■ Dataset entries ■
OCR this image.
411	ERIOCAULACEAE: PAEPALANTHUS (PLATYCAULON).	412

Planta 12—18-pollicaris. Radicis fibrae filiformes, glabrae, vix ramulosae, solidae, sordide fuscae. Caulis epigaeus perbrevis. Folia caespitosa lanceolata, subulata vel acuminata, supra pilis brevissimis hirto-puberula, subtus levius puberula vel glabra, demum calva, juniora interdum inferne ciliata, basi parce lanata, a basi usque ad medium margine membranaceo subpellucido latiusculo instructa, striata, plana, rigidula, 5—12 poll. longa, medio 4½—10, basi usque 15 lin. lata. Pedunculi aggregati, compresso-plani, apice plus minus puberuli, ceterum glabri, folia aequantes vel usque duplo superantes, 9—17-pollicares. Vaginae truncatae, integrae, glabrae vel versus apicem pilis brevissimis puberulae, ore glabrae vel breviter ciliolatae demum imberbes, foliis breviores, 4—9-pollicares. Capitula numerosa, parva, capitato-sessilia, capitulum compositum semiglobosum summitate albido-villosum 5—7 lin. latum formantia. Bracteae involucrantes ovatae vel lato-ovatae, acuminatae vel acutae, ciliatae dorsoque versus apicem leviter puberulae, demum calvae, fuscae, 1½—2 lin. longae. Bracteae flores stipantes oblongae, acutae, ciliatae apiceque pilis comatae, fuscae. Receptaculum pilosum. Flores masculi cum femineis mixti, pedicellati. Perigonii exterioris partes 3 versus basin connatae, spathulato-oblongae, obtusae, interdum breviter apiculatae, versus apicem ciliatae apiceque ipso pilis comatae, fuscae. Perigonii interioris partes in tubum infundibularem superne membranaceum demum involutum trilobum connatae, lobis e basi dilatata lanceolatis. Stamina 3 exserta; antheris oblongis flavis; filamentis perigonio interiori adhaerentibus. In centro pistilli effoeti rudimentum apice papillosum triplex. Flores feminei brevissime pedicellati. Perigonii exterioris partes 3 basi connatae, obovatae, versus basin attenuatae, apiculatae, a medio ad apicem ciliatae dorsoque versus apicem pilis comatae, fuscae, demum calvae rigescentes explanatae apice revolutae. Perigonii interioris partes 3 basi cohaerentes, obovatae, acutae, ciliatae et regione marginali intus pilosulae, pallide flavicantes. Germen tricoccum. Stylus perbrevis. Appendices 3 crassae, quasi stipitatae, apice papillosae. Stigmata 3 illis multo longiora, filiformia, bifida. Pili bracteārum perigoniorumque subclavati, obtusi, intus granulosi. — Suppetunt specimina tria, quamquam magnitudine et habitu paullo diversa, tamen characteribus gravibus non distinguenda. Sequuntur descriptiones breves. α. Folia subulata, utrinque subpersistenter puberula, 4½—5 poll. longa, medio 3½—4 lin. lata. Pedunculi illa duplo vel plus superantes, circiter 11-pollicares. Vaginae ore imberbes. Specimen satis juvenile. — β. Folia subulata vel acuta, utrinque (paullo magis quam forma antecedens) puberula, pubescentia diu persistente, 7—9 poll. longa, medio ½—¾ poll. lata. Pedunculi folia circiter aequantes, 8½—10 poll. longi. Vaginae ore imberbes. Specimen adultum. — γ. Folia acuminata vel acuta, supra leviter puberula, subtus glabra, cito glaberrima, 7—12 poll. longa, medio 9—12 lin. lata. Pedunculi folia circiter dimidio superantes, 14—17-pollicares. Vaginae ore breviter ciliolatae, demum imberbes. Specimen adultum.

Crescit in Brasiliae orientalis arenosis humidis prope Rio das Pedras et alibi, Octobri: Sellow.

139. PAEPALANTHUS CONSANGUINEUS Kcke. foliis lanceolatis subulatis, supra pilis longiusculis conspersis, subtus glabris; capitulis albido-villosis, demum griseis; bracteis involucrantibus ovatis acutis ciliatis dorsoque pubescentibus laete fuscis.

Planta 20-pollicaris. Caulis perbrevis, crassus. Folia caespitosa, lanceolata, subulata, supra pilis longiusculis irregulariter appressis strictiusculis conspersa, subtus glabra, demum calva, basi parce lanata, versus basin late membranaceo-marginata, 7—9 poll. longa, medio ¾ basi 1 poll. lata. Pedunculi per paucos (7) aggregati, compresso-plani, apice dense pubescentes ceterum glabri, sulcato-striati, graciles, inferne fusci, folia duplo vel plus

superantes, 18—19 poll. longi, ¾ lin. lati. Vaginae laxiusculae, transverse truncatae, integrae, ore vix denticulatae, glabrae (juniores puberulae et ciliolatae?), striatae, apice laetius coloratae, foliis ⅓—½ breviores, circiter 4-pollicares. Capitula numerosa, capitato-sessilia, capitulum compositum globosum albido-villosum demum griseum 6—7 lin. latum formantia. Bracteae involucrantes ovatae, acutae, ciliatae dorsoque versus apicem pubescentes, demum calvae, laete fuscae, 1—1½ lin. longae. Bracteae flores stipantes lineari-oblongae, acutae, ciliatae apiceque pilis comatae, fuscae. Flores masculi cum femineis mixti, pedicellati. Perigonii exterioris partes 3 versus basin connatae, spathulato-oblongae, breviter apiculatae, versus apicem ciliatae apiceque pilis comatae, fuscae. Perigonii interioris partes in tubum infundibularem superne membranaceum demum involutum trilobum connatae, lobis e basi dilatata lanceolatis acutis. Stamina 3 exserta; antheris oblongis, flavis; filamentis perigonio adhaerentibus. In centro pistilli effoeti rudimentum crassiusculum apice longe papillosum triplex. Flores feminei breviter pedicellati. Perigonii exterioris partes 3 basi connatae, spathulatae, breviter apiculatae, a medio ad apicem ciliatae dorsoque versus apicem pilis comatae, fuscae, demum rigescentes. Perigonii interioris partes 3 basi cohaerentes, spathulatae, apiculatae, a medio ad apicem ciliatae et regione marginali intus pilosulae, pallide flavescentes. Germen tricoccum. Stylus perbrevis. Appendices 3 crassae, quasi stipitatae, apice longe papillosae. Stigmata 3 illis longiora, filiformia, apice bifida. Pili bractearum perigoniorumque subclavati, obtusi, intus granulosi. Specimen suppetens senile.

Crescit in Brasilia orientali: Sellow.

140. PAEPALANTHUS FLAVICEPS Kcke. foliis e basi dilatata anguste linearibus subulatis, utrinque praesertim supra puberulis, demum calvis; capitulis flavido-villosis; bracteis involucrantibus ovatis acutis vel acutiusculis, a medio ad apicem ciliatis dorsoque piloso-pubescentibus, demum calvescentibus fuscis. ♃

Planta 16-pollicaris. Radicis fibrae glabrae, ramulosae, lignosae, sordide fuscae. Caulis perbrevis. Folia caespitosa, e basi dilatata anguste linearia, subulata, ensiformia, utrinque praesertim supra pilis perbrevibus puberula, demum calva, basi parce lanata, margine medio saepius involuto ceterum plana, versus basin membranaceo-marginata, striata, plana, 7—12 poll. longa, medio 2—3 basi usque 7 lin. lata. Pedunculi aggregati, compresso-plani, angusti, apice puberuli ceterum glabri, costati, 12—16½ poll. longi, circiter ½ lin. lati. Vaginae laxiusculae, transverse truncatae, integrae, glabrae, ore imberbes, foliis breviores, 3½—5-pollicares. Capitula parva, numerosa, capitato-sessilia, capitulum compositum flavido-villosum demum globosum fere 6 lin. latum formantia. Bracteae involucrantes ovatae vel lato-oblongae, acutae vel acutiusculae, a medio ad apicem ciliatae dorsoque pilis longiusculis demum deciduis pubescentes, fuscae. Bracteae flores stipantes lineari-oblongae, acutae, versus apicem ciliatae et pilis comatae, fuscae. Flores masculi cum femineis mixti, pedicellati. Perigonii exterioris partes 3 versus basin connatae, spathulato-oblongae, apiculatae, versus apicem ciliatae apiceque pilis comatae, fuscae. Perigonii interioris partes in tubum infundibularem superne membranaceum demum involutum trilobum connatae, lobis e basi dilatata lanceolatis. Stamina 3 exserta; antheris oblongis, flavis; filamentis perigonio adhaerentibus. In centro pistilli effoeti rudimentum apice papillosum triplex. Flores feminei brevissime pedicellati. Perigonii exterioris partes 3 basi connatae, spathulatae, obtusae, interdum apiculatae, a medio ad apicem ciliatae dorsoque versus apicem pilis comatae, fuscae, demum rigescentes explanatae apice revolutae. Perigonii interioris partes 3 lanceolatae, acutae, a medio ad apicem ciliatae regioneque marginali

■ Stated exercise ■
Within the entries above, how many lines contain "pubescentibus"? Respond with the number only.

■ Answer for the task ■
2